— begin Data in this exercise —

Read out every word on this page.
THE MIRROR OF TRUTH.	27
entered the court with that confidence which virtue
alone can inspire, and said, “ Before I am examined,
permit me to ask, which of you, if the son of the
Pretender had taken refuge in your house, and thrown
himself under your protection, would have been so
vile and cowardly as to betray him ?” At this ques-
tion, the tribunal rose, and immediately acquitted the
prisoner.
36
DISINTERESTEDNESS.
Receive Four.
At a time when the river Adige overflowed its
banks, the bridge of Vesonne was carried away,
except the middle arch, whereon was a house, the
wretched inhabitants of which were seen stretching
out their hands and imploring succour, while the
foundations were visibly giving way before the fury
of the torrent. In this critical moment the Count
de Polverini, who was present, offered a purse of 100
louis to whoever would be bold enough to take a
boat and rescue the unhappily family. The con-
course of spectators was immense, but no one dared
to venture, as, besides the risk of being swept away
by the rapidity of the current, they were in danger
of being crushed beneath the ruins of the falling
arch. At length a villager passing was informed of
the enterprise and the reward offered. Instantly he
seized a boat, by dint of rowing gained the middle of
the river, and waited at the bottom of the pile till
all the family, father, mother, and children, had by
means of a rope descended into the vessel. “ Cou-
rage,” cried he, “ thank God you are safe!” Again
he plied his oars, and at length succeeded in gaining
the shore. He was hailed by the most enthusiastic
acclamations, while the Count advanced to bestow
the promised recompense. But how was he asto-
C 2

— end Data in this exercise —

** Goal **
In the lines above, locate the string "would". Copy every line where it occurs.

** Written reply **
himself under your protection, would have been so
louis to whoever would be bold enough to take a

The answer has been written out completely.